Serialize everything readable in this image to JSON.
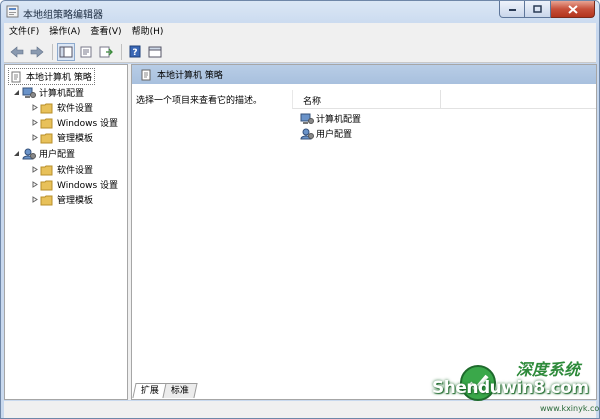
{
  "window": {
    "title": "本地组策略编辑器"
  },
  "menu": [
    "文件(F)",
    "操作(A)",
    "查看(V)",
    "帮助(H)"
  ],
  "tree": {
    "root": "本地计算机 策略",
    "computer": {
      "label": "计算机配置",
      "children": [
        "软件设置",
        "Windows 设置",
        "管理模板"
      ]
    },
    "user": {
      "label": "用户配置",
      "children": [
        "软件设置",
        "Windows 设置",
        "管理模板"
      ]
    }
  },
  "right": {
    "header": "本地计算机 策略",
    "description": "选择一个项目来查看它的描述。",
    "column_name": "名称",
    "items": [
      "计算机配置",
      "用户配置"
    ]
  },
  "tabs": [
    "扩展",
    "标准"
  ],
  "watermark": {
    "text": "Shenduwin8.com",
    "brand": "深度系统",
    "url": "www.kxinyk.com"
  },
  "colors": {
    "header_blue": "#a8c0de",
    "folder": "#e8c15a",
    "close_red": "#c7503a"
  }
}
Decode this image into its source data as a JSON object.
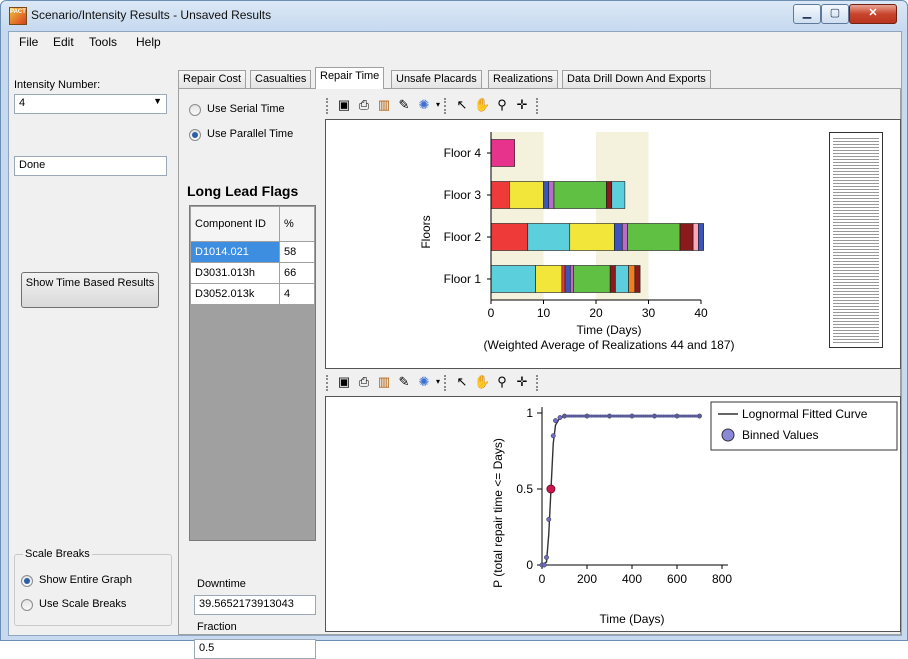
{
  "window": {
    "title": "Scenario/Intensity Results - Unsaved Results",
    "app_icon_text": "PACT"
  },
  "menu": [
    "File",
    "Edit",
    "Tools",
    "Help"
  ],
  "left": {
    "intensity_label": "Intensity Number:",
    "intensity_value": "4",
    "status": "Done",
    "show_time_button": "Show Time Based Results",
    "scale_breaks": {
      "legend": "Scale Breaks",
      "show_entire": "Show Entire Graph",
      "use_scale": "Use Scale Breaks",
      "selected": "show_entire"
    }
  },
  "tabs": [
    "Repair Cost",
    "Casualties",
    "Repair Time",
    "Unsafe Placards",
    "Realizations",
    "Data Drill Down And Exports"
  ],
  "active_tab": "Repair Time",
  "repair_time": {
    "use_serial": "Use Serial Time",
    "use_parallel": "Use Parallel Time",
    "selected": "parallel",
    "flags_title": "Long Lead Flags",
    "flags_headers": [
      "Component ID",
      "%"
    ],
    "flags_rows": [
      {
        "id": "D1014.021",
        "pct": "58"
      },
      {
        "id": "D3031.013h",
        "pct": "66"
      },
      {
        "id": "D3052.013k",
        "pct": "4"
      }
    ],
    "downtime_label": "Downtime",
    "downtime_value": "39.5652173913043",
    "fraction_label": "Fraction",
    "fraction_value": "0.5"
  },
  "toolbar_icons": [
    "chart-type-icon",
    "print-icon",
    "chart-data-icon",
    "chart-wizard-icon",
    "palette-icon",
    "pointer-icon",
    "pan-icon",
    "zoom-icon",
    "crosshair-icon"
  ],
  "chart_data": [
    {
      "type": "bar",
      "orientation": "horizontal-stacked",
      "ylabel": "Floors",
      "xlabel": "Time (Days)",
      "subtitle": "(Weighted Average of Realizations 44 and 187)",
      "categories": [
        "Floor 1",
        "Floor 2",
        "Floor 3",
        "Floor 4"
      ],
      "xlim": [
        0,
        40
      ],
      "xticks": [
        0,
        10,
        20,
        30,
        40
      ],
      "segments": {
        "Floor 1": [
          {
            "v": 8.5,
            "c": "#5bcfdc"
          },
          {
            "v": 5,
            "c": "#f2e63a"
          },
          {
            "v": 0.6,
            "c": "#ef3a3a"
          },
          {
            "v": 1,
            "c": "#3c55b8"
          },
          {
            "v": 0.6,
            "c": "#b96cc9"
          },
          {
            "v": 7,
            "c": "#5fc043"
          },
          {
            "v": 1,
            "c": "#8b1a1a"
          },
          {
            "v": 2.5,
            "c": "#5bcfdc"
          },
          {
            "v": 1.2,
            "c": "#f07f22"
          },
          {
            "v": 1,
            "c": "#8b1a1a"
          }
        ],
        "Floor 2": [
          {
            "v": 7,
            "c": "#ef3a3a"
          },
          {
            "v": 8,
            "c": "#5bcfdc"
          },
          {
            "v": 8.5,
            "c": "#f2e63a"
          },
          {
            "v": 1.5,
            "c": "#3c55b8"
          },
          {
            "v": 1,
            "c": "#b96cc9"
          },
          {
            "v": 10,
            "c": "#5fc043"
          },
          {
            "v": 2.5,
            "c": "#8b1a1a"
          },
          {
            "v": 1,
            "c": "#f7a9b8"
          },
          {
            "v": 1,
            "c": "#3c55b8"
          }
        ],
        "Floor 3": [
          {
            "v": 3.5,
            "c": "#ef3a3a"
          },
          {
            "v": 6.5,
            "c": "#f2e63a"
          },
          {
            "v": 1,
            "c": "#3c55b8"
          },
          {
            "v": 1,
            "c": "#b96cc9"
          },
          {
            "v": 10,
            "c": "#5fc043"
          },
          {
            "v": 1,
            "c": "#8b1a1a"
          },
          {
            "v": 2.5,
            "c": "#5bcfdc"
          }
        ],
        "Floor 4": [
          {
            "v": 4.5,
            "c": "#e8338c"
          }
        ]
      }
    },
    {
      "type": "line",
      "xlabel": "Time (Days)",
      "ylabel": "P (total repair time <= Days)",
      "xlim": [
        0,
        800
      ],
      "xticks": [
        0,
        200,
        400,
        600,
        800
      ],
      "ylim": [
        0,
        1
      ],
      "yticks": [
        0,
        0.5,
        1
      ],
      "series": [
        {
          "name": "Lognormal Fitted Curve",
          "x": [
            0,
            20,
            30,
            35,
            40,
            45,
            50,
            60,
            80,
            100,
            200,
            400,
            600,
            700
          ],
          "y": [
            0,
            0.02,
            0.2,
            0.35,
            0.5,
            0.65,
            0.8,
            0.92,
            0.97,
            0.98,
            0.98,
            0.98,
            0.98,
            0.98
          ]
        },
        {
          "name": "Binned Values",
          "x": [
            0,
            10,
            20,
            30,
            40,
            50,
            60,
            80,
            100,
            200,
            300,
            400,
            500,
            600,
            700
          ],
          "y": [
            0,
            0,
            0.05,
            0.3,
            0.5,
            0.85,
            0.95,
            0.97,
            0.98,
            0.98,
            0.98,
            0.98,
            0.98,
            0.98,
            0.98
          ]
        }
      ],
      "highlight_point": {
        "x": 39.57,
        "y": 0.5,
        "color": "#c8174e"
      },
      "legend": "top-right"
    }
  ]
}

——

_TASK GOAL:_ Reproduce each line exactly as it appears, omitting the pictures.

_EXPECTED OUTPUT:_
Serialize everything readable in this image to JSON.
{
  "window": {
    "title": "本地组策略编辑器"
  },
  "menu": [
    "文件(F)",
    "操作(A)",
    "查看(V)",
    "帮助(H)"
  ],
  "tree": {
    "root": "本地计算机 策略",
    "computer": {
      "label": "计算机配置",
      "children": [
        "软件设置",
        "Windows 设置",
        "管理模板"
      ]
    },
    "user": {
      "label": "用户配置",
      "children": [
        "软件设置",
        "Windows 设置",
        "管理模板"
      ]
    }
  },
  "right": {
    "header": "本地计算机 策略",
    "description": "选择一个项目来查看它的描述。",
    "column_name": "名称",
    "items": [
      "计算机配置",
      "用户配置"
    ]
  },
  "tabs": [
    "扩展",
    "标准"
  ],
  "watermark": {
    "text": "Shenduwin8.com",
    "brand": "深度系统",
    "url": "www.kxinyk.com"
  },
  "colors": {
    "header_blue": "#a8c0de",
    "folder": "#e8c15a",
    "close_red": "#c7503a"
  }
}
Decode this image into its source data as a JSON object.
{
  "window": {
    "title": "Scenario/Intensity Results - Unsaved Results",
    "app_icon_text": "PACT"
  },
  "menu": [
    "File",
    "Edit",
    "Tools",
    "Help"
  ],
  "left": {
    "intensity_label": "Intensity Number:",
    "intensity_value": "4",
    "status": "Done",
    "show_time_button": "Show Time Based Results",
    "scale_breaks": {
      "legend": "Scale Breaks",
      "show_entire": "Show Entire Graph",
      "use_scale": "Use Scale Breaks",
      "selected": "show_entire"
    }
  },
  "tabs": [
    "Repair Cost",
    "Casualties",
    "Repair Time",
    "Unsafe Placards",
    "Realizations",
    "Data Drill Down And Exports"
  ],
  "active_tab": "Repair Time",
  "repair_time": {
    "use_serial": "Use Serial Time",
    "use_parallel": "Use Parallel Time",
    "selected": "parallel",
    "flags_title": "Long Lead Flags",
    "flags_headers": [
      "Component ID",
      "%"
    ],
    "flags_rows": [
      {
        "id": "D1014.021",
        "pct": "58"
      },
      {
        "id": "D3031.013h",
        "pct": "66"
      },
      {
        "id": "D3052.013k",
        "pct": "4"
      }
    ],
    "downtime_label": "Downtime",
    "downtime_value": "39.5652173913043",
    "fraction_label": "Fraction",
    "fraction_value": "0.5"
  },
  "toolbar_icons": [
    "chart-type-icon",
    "print-icon",
    "chart-data-icon",
    "chart-wizard-icon",
    "palette-icon",
    "pointer-icon",
    "pan-icon",
    "zoom-icon",
    "crosshair-icon"
  ],
  "chart_data": [
    {
      "type": "bar",
      "orientation": "horizontal-stacked",
      "ylabel": "Floors",
      "xlabel": "Time (Days)",
      "subtitle": "(Weighted Average of Realizations 44 and 187)",
      "categories": [
        "Floor 1",
        "Floor 2",
        "Floor 3",
        "Floor 4"
      ],
      "xlim": [
        0,
        40
      ],
      "xticks": [
        0,
        10,
        20,
        30,
        40
      ],
      "segments": {
        "Floor 1": [
          {
            "v": 8.5,
            "c": "#5bcfdc"
          },
          {
            "v": 5,
            "c": "#f2e63a"
          },
          {
            "v": 0.6,
            "c": "#ef3a3a"
          },
          {
            "v": 1,
            "c": "#3c55b8"
          },
          {
            "v": 0.6,
            "c": "#b96cc9"
          },
          {
            "v": 7,
            "c": "#5fc043"
          },
          {
            "v": 1,
            "c": "#8b1a1a"
          },
          {
            "v": 2.5,
            "c": "#5bcfdc"
          },
          {
            "v": 1.2,
            "c": "#f07f22"
          },
          {
            "v": 1,
            "c": "#8b1a1a"
          }
        ],
        "Floor 2": [
          {
            "v": 7,
            "c": "#ef3a3a"
          },
          {
            "v": 8,
            "c": "#5bcfdc"
          },
          {
            "v": 8.5,
            "c": "#f2e63a"
          },
          {
            "v": 1.5,
            "c": "#3c55b8"
          },
          {
            "v": 1,
            "c": "#b96cc9"
          },
          {
            "v": 10,
            "c": "#5fc043"
          },
          {
            "v": 2.5,
            "c": "#8b1a1a"
          },
          {
            "v": 1,
            "c": "#f7a9b8"
          },
          {
            "v": 1,
            "c": "#3c55b8"
          }
        ],
        "Floor 3": [
          {
            "v": 3.5,
            "c": "#ef3a3a"
          },
          {
            "v": 6.5,
            "c": "#f2e63a"
          },
          {
            "v": 1,
            "c": "#3c55b8"
          },
          {
            "v": 1,
            "c": "#b96cc9"
          },
          {
            "v": 10,
            "c": "#5fc043"
          },
          {
            "v": 1,
            "c": "#8b1a1a"
          },
          {
            "v": 2.5,
            "c": "#5bcfdc"
          }
        ],
        "Floor 4": [
          {
            "v": 4.5,
            "c": "#e8338c"
          }
        ]
      }
    },
    {
      "type": "line",
      "xlabel": "Time (Days)",
      "ylabel": "P (total repair time <= Days)",
      "xlim": [
        0,
        800
      ],
      "xticks": [
        0,
        200,
        400,
        600,
        800
      ],
      "ylim": [
        0,
        1
      ],
      "yticks": [
        0,
        0.5,
        1
      ],
      "series": [
        {
          "name": "Lognormal Fitted Curve",
          "x": [
            0,
            20,
            30,
            35,
            40,
            45,
            50,
            60,
            80,
            100,
            200,
            400,
            600,
            700
          ],
          "y": [
            0,
            0.02,
            0.2,
            0.35,
            0.5,
            0.65,
            0.8,
            0.92,
            0.97,
            0.98,
            0.98,
            0.98,
            0.98,
            0.98
          ]
        },
        {
          "name": "Binned Values",
          "x": [
            0,
            10,
            20,
            30,
            40,
            50,
            60,
            80,
            100,
            200,
            300,
            400,
            500,
            600,
            700
          ],
          "y": [
            0,
            0,
            0.05,
            0.3,
            0.5,
            0.85,
            0.95,
            0.97,
            0.98,
            0.98,
            0.98,
            0.98,
            0.98,
            0.98,
            0.98
          ]
        }
      ],
      "highlight_point": {
        "x": 39.57,
        "y": 0.5,
        "color": "#c8174e"
      },
      "legend": "top-right"
    }
  ]
}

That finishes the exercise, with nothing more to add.